- **Raw records**:
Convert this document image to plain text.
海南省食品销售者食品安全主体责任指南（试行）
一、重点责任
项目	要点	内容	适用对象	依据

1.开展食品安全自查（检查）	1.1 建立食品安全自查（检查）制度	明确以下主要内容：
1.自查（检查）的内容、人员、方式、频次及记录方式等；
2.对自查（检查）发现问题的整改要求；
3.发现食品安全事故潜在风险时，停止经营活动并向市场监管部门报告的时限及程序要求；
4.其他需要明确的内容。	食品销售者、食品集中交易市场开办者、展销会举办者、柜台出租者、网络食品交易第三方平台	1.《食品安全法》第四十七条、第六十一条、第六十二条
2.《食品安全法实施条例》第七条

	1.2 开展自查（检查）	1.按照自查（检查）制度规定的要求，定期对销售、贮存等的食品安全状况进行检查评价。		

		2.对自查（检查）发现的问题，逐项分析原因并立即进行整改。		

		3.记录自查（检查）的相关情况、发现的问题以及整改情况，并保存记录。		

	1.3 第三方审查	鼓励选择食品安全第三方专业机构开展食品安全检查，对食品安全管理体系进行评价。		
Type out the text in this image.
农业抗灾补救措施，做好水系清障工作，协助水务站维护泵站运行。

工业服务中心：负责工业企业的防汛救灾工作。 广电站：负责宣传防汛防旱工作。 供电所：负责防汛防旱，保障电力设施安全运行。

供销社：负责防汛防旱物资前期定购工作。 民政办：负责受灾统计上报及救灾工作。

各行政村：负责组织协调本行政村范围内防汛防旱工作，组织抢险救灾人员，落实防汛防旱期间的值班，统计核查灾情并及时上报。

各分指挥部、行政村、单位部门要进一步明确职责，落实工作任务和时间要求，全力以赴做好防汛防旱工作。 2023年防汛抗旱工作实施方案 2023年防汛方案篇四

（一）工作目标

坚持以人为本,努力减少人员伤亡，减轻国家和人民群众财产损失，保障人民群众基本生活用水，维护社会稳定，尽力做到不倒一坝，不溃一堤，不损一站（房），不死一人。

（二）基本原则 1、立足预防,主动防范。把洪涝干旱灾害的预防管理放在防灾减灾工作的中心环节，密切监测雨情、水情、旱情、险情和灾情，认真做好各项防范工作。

- **Your goal**:
Identify each line containing the string "this" and copy it out.

- **Full solution**:
Convert this document image to plain text.
Type out the text in this image.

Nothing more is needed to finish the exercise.